▶ [Extract provided]:

Eric Gallager <egallager at gcc dot gnu.org> changed:

           What    |Removed                     |Added
----------------------------------------------------------------------------
             Status|UNCONFIRMED                 |NEW
   Last reconfirmed|2016-02-02 00:00:00         |2017-08-28
                 CC|                            |egallager at gcc dot gnu.org
     Ever confirmed|0                           |1

--- Comment #8 from Eric Gallager <egallager at gcc dot gnu.org> ---
(In reply to Martin Sebor from comment #7)
> I believe besides an enhancement request there's a bug here: The 
> __builtin_FUNCTION() intrinsic is documented as "the equivalent to the
> preprocessor __FUNCTION__ macro and returns the function name the invocation
> of 
> the built-in is in."  However, as the following test case shows, the
> intrinsic evaluates to a pointer to a different string than __FUNCTION__,
> and so it's not equivalent.  Perhaps it's just a matter of correcting the
> documentation.

[Records from a data source]
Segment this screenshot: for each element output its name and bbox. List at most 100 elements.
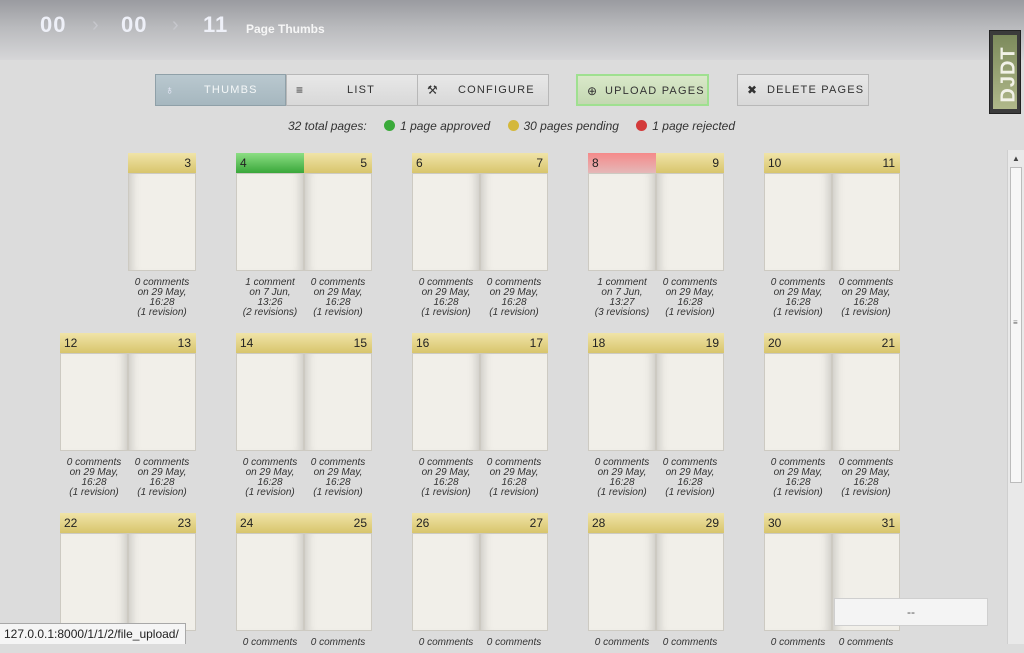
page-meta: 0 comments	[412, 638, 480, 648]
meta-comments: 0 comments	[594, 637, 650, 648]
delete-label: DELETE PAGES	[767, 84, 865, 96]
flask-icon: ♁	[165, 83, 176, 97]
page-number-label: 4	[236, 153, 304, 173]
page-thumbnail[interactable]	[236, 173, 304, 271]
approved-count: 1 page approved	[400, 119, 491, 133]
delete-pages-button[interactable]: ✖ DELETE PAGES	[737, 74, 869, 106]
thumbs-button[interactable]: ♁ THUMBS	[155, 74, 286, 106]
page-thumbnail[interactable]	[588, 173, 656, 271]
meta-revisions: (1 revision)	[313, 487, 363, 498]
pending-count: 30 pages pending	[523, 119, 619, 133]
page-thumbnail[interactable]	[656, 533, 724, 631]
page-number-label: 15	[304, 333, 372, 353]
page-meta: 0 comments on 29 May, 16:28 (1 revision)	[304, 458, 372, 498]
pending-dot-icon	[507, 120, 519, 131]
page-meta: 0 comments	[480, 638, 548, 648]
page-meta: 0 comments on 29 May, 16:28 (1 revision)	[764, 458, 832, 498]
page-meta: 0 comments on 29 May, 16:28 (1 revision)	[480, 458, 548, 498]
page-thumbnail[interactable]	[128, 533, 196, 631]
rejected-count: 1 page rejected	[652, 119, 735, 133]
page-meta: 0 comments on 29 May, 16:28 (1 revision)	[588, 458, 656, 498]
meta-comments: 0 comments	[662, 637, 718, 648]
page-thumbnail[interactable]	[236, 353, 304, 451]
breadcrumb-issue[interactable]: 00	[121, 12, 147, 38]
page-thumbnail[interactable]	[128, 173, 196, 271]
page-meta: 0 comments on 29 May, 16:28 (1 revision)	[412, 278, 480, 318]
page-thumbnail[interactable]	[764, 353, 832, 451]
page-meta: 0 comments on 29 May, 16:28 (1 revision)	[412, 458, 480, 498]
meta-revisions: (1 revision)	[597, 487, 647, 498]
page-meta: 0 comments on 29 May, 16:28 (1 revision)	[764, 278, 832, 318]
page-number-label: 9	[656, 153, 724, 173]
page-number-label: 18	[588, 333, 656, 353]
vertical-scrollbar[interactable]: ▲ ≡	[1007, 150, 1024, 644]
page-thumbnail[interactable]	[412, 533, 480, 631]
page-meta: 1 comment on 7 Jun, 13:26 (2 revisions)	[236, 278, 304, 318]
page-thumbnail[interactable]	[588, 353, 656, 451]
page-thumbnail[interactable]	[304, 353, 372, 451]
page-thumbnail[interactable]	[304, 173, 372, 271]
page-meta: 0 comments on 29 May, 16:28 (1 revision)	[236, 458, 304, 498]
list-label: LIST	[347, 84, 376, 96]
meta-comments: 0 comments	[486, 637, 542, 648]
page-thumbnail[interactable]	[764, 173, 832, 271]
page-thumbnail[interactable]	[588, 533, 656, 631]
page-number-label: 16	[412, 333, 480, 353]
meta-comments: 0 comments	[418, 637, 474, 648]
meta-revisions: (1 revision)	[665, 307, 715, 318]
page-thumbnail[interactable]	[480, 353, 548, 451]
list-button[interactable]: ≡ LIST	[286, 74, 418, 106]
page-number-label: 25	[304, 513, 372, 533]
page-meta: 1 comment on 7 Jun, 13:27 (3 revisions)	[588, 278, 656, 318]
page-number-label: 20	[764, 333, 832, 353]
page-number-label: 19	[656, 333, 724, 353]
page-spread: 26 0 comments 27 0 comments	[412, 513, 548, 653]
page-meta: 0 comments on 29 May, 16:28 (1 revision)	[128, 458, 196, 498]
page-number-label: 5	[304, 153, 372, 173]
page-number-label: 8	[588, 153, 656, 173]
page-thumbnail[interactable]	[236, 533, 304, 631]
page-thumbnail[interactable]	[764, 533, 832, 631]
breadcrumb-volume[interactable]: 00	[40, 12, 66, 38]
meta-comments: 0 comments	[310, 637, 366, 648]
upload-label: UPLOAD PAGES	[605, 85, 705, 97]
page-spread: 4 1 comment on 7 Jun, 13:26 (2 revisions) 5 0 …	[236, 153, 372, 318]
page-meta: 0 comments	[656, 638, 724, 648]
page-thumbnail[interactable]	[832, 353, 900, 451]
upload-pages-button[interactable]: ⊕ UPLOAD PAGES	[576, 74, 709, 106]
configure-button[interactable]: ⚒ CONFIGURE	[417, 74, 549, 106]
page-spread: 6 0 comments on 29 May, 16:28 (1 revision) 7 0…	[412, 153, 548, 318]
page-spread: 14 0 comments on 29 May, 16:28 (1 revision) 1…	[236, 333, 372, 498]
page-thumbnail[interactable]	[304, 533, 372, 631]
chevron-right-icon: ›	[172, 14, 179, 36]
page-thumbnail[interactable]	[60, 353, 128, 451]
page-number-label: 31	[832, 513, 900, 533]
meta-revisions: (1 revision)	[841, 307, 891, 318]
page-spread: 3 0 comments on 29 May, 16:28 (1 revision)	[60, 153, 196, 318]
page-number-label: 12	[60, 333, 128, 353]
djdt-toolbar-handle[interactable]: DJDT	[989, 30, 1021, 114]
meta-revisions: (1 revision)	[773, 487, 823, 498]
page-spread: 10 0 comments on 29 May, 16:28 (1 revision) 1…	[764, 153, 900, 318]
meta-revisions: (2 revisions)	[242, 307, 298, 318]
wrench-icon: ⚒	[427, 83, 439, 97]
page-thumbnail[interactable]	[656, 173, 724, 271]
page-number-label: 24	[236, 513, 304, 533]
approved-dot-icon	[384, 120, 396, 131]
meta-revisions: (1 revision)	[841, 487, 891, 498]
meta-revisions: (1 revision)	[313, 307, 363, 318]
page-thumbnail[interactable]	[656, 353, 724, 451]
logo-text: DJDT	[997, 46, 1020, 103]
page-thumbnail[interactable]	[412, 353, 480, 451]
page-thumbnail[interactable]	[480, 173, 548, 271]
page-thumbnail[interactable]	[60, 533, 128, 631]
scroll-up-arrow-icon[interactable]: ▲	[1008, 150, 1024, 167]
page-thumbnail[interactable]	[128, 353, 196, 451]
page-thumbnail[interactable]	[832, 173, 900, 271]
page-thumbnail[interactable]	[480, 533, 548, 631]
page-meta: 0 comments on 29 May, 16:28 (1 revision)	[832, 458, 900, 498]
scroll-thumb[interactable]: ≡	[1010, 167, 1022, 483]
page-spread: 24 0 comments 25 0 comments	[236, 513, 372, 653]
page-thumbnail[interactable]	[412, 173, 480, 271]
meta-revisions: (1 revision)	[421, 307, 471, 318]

▶ [Written request A]:
Answer these questions about the bug report:
(i) What value was added in the Status field?
(ii) Who wrote Comment #8?
(iii) Which comment number is Martin Sebor's comment?
▶ [Written request B]: List every field name that appears in the "What" column of the change table in the bug report.
▶ [Written request C]: Continue the bug report after its final quoted sentence.
The items from the data source have no connection to the bug report.

▶ [Written reply A]:
(i) NEW
(ii) Eric Gallager
(iii) Comment #7

▶ [Written reply B]:
Status
Last reconfirmed
CC
Ever confirmed

▶ [Written reply C]:
> 
> This is with the latest trunk of 6.0:
> 
> $ cat t.c && /build/gcc-trunk/gcc/xgcc -B /build/gcc-trunk/gcc -O2 -Wall
> -Wextra -xc++ t.c && ./a.out
> #define F(f, ff) \
>     void f (const char *s = ff) { \
>         __builtin_printf (#ff " = \"%s\"\n", s); \
>     }
> 
> F (f0, __func__);
> F (f1, __FUNCTION__);
> F (f2, __PRETTY_FUNCTION__);
> F (f3, __builtin_FUNCTION());
> 
> int main () {
>     f0 ();
>     f1 ();
>     f2 ();
>     f3 ();
> }
> t.c:6:8: warning: ‘__func__’ is not defined outside of function scope
>  F (f0, __func__);
>         ^
> 
> t.c:2:29: note: in definition of macro ‘F’
>      void f (const char *s = ff) { \
>                              ^~
> 
> __func__ = ""
> __FUNCTION__ = ""
> __PRETTY_FUNCTION__ = "top level"
> __builtin_FUNCTION() = "main"

Confirmed, I get the same output.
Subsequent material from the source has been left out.